__GOAL OF THE EXERCISE__: Produce a character-for-character copy of the data below.

__DATA LISTING__:
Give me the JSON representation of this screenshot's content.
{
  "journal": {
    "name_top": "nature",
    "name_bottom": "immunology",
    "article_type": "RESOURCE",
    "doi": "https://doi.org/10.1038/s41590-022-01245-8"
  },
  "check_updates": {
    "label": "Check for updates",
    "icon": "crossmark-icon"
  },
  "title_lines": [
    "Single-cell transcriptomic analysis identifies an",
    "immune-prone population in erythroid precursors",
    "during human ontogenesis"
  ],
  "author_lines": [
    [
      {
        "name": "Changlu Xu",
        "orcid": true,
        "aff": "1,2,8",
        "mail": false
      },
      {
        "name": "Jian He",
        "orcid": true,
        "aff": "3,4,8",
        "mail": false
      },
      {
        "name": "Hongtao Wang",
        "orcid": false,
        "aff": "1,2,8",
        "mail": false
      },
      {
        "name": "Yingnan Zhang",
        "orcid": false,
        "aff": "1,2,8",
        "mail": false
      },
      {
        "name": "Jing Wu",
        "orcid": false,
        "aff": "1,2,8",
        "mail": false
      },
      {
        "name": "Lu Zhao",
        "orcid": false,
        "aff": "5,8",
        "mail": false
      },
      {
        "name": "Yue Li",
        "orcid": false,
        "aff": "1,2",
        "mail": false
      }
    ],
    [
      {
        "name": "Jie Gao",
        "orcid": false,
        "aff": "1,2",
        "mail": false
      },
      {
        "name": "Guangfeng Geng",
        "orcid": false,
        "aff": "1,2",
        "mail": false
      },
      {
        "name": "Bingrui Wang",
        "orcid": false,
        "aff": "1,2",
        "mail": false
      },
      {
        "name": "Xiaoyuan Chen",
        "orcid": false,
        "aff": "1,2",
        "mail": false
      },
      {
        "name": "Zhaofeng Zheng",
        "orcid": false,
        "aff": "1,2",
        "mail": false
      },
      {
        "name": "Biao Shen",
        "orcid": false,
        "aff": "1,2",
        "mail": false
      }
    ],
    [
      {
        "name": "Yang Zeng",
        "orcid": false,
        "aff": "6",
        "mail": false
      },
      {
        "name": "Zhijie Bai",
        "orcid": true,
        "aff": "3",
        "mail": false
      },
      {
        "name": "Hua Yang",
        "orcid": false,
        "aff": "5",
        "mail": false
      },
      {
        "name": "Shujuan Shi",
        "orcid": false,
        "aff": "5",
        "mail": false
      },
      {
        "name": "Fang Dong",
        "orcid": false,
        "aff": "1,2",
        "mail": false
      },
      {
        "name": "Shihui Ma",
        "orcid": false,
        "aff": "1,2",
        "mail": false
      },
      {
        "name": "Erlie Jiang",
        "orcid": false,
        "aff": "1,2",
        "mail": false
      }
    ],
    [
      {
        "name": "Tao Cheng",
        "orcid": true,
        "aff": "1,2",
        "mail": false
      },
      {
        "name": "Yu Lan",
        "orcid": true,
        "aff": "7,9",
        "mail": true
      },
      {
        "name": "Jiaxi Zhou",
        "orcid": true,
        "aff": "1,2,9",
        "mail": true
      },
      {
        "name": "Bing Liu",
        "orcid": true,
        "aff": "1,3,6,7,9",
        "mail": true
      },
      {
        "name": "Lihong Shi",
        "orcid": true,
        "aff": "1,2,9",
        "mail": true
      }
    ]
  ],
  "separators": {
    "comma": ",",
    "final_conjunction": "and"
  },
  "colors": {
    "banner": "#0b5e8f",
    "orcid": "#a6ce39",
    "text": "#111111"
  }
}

__FINISHED TASK__:
Give me the JSON representation of this screenshot's content.
{
  "journal": {
    "name_top": "nature",
    "name_bottom": "immunology",
    "article_type": "RESOURCE",
    "doi": "https://doi.org/10.1038/s41590-022-01245-8"
  },
  "check_updates": {
    "label": "Check for updates",
    "icon": "crossmark-icon"
  },
  "title_lines": [
    "Single-cell transcriptomic analysis identifies an",
    "immune-prone population in erythroid precursors",
    "during human ontogenesis"
  ],
  "author_lines": [
    [
      {
        "name": "Changlu Xu",
        "orcid": true,
        "aff": "1,2,8",
        "mail": false
      },
      {
        "name": "Jian He",
        "orcid": true,
        "aff": "3,4,8",
        "mail": false
      },
      {
        "name": "Hongtao Wang",
        "orcid": false,
        "aff": "1,2,8",
        "mail": false
      },
      {
        "name": "Yingnan Zhang",
        "orcid": false,
        "aff": "1,2,8",
        "mail": false
      },
      {
        "name": "Jing Wu",
        "orcid": false,
        "aff": "1,2,8",
        "mail": false
      },
      {
        "name": "Lu Zhao",
        "orcid": false,
        "aff": "5,8",
        "mail": false
      },
      {
        "name": "Yue Li",
        "orcid": false,
        "aff": "1,2",
        "mail": false
      }
    ],
    [
      {
        "name": "Jie Gao",
        "orcid": false,
        "aff": "1,2",
        "mail": false
      },
      {
        "name": "Guangfeng Geng",
        "orcid": false,
        "aff": "1,2",
        "mail": false
      },
      {
        "name": "Bingrui Wang",
        "orcid": false,
        "aff": "1,2",
        "mail": false
      },
      {
        "name": "Xiaoyuan Chen",
        "orcid": false,
        "aff": "1,2",
        "mail": false
      },
      {
        "name": "Zhaofeng Zheng",
        "orcid": false,
        "aff": "1,2",
        "mail": false
      },
      {
        "name": "Biao Shen",
        "orcid": false,
        "aff": "1,2",
        "mail": false
      }
    ],
    [
      {
        "name": "Yang Zeng",
        "orcid": false,
        "aff": "6",
        "mail": false
      },
      {
        "name": "Zhijie Bai",
        "orcid": true,
        "aff": "3",
        "mail": false
      },
      {
        "name": "Hua Yang",
        "orcid": false,
        "aff": "5",
        "mail": false
      },
      {
        "name": "Shujuan Shi",
        "orcid": false,
        "aff": "5",
        "mail": false
      },
      {
        "name": "Fang Dong",
        "orcid": false,
        "aff": "1,2",
        "mail": false
      },
      {
        "name": "Shihui Ma",
        "orcid": false,
        "aff": "1,2",
        "mail": false
      },
      {
        "name": "Erlie Jiang",
        "orcid": false,
        "aff": "1,2",
        "mail": false
      }
    ],
    [
      {
        "name": "Tao Cheng",
        "orcid": true,
        "aff": "1,2",
        "mail": false
      },
      {
        "name": "Yu Lan",
        "orcid": true,
        "aff": "7,9",
        "mail": true
      },
      {
        "name": "Jiaxi Zhou",
        "orcid": true,
        "aff": "1,2,9",
        "mail": true
      },
      {
        "name": "Bing Liu",
        "orcid": true,
        "aff": "1,3,6,7,9",
        "mail": true
      },
      {
        "name": "Lihong Shi",
        "orcid": true,
        "aff": "1,2,9",
        "mail": true
      }
    ]
  ],
  "separators": {
    "comma": ",",
    "final_conjunction": "and"
  },
  "colors": {
    "banner": "#0b5e8f",
    "orcid": "#a6ce39",
    "text": "#111111"
  }
}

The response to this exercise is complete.